Task to carry out:
Reproduce the listing below word for word, with no pictures.

<<<<

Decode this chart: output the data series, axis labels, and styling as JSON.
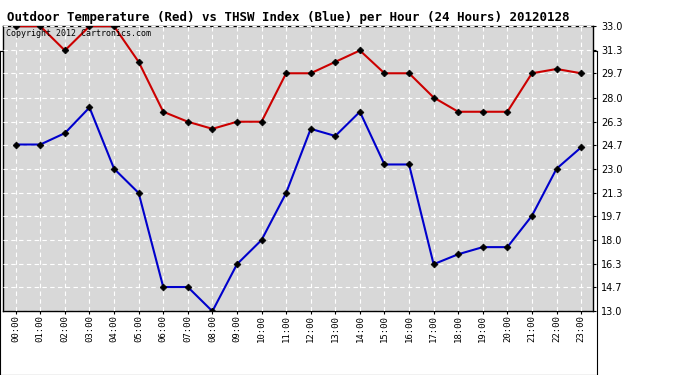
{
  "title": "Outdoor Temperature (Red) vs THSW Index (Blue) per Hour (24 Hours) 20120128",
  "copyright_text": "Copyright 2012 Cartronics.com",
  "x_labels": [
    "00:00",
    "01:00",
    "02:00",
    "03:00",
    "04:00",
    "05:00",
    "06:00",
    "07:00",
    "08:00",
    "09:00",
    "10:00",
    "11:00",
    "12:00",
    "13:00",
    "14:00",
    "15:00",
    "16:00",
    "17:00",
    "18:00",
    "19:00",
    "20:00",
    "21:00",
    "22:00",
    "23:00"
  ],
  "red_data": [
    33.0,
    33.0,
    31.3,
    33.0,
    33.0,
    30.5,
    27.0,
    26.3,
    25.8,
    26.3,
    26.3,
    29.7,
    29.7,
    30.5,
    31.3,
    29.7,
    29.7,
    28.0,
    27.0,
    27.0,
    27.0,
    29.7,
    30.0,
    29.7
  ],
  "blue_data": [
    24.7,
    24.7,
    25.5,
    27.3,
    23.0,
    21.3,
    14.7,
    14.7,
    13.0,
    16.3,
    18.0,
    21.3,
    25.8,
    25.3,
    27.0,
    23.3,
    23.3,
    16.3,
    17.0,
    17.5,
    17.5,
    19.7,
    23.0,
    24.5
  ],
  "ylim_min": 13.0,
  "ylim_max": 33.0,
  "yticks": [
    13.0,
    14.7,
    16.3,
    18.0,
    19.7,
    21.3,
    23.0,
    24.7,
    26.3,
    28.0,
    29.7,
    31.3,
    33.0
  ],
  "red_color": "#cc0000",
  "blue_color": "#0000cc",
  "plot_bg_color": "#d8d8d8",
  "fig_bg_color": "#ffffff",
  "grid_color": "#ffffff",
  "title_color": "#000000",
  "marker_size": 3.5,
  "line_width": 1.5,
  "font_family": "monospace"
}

>>>>

Solution to this problem:
Decode this chart: output the data series, axis labels, and styling as JSON.
{
  "title": "Outdoor Temperature (Red) vs THSW Index (Blue) per Hour (24 Hours) 20120128",
  "copyright_text": "Copyright 2012 Cartronics.com",
  "x_labels": [
    "00:00",
    "01:00",
    "02:00",
    "03:00",
    "04:00",
    "05:00",
    "06:00",
    "07:00",
    "08:00",
    "09:00",
    "10:00",
    "11:00",
    "12:00",
    "13:00",
    "14:00",
    "15:00",
    "16:00",
    "17:00",
    "18:00",
    "19:00",
    "20:00",
    "21:00",
    "22:00",
    "23:00"
  ],
  "red_data": [
    33.0,
    33.0,
    31.3,
    33.0,
    33.0,
    30.5,
    27.0,
    26.3,
    25.8,
    26.3,
    26.3,
    29.7,
    29.7,
    30.5,
    31.3,
    29.7,
    29.7,
    28.0,
    27.0,
    27.0,
    27.0,
    29.7,
    30.0,
    29.7
  ],
  "blue_data": [
    24.7,
    24.7,
    25.5,
    27.3,
    23.0,
    21.3,
    14.7,
    14.7,
    13.0,
    16.3,
    18.0,
    21.3,
    25.8,
    25.3,
    27.0,
    23.3,
    23.3,
    16.3,
    17.0,
    17.5,
    17.5,
    19.7,
    23.0,
    24.5
  ],
  "ylim_min": 13.0,
  "ylim_max": 33.0,
  "yticks": [
    13.0,
    14.7,
    16.3,
    18.0,
    19.7,
    21.3,
    23.0,
    24.7,
    26.3,
    28.0,
    29.7,
    31.3,
    33.0
  ],
  "red_color": "#cc0000",
  "blue_color": "#0000cc",
  "plot_bg_color": "#d8d8d8",
  "fig_bg_color": "#ffffff",
  "grid_color": "#ffffff",
  "title_color": "#000000",
  "marker_size": 3.5,
  "line_width": 1.5,
  "font_family": "monospace"
}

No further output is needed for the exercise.